What is asked: Write each line out exactly, leaving none out.

================================

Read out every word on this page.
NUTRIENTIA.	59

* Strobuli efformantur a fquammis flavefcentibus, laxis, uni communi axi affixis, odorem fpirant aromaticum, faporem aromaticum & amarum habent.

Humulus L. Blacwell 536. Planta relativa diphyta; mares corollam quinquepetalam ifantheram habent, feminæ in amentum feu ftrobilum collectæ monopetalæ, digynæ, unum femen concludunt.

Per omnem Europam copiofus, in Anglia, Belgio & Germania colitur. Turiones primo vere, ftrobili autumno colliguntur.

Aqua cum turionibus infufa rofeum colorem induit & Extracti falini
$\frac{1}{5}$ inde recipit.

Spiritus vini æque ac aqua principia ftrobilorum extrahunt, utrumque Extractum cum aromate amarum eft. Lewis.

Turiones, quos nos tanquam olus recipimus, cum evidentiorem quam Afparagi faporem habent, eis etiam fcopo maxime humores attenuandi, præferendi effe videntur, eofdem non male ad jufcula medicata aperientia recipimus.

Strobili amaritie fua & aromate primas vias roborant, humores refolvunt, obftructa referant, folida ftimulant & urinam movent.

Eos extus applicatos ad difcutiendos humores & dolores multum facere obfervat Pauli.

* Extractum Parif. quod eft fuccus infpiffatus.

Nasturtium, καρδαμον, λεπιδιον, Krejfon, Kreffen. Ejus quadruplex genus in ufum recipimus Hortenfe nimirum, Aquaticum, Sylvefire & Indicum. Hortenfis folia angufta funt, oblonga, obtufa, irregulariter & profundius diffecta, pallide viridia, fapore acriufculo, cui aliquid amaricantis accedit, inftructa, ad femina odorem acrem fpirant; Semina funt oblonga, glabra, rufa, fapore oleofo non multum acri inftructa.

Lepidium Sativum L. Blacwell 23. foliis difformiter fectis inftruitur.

================================

Written answer:
Read out every word on this page.
NUTRIENTIA.	59

* Strobuli efformantur a fquammis flavefcentibus, laxis, uni communi axi affixis, odorem fpirant aromaticum, faporem aromaticum & amarum habent.

Humulus L. Blacwell 536. Planta relativa diphyta; mares corollam quinquepetalam ifantheram habent, feminæ in amentum feu ftrobilum collectæ monopetalæ, digynæ, unum femen concludunt.

Per omnem Europam copiofus, in Anglia, Belgio & Germania colitur. Turiones primo vere, ftrobili autumno colliguntur.

Aqua cum turionibus infufa rofeum colorem induit & Extracti falini
$\frac{1}{5}$ inde recipit.

Spiritus vini æque ac aqua principia ftrobilorum extrahunt, utrumque Extractum cum aromate amarum eft. Lewis.

Turiones, quos nos tanquam olus recipimus, cum evidentiorem quam Afparagi faporem habent, eis etiam fcopo maxime humores attenuandi, præferendi effe videntur, eofdem non male ad jufcula medicata aperientia recipimus.

Strobili amaritie fua & aromate primas vias roborant, humores refolvunt, obftructa referant, folida ftimulant & urinam movent.

Eos extus applicatos ad difcutiendos humores & dolores multum facere obfervat Pauli.

* Extractum Parif. quod eft fuccus infpiffatus.

Nasturtium, καρδαμον, λεπιδιον, Krejfon, Kreffen. Ejus quadruplex genus in ufum recipimus Hortenfe nimirum, Aquaticum, Sylvefire & Indicum. Hortenfis folia angufta funt, oblonga, obtufa, irregulariter & profundius diffecta, pallide viridia, fapore acriufculo, cui aliquid amaricantis accedit, inftructa, ad femina odorem acrem fpirant; Semina funt oblonga, glabra, rufa, fapore oleofo non multum acri inftructa.

Lepidium Sativum L. Blacwell 23. foliis difformiter fectis inftruitur.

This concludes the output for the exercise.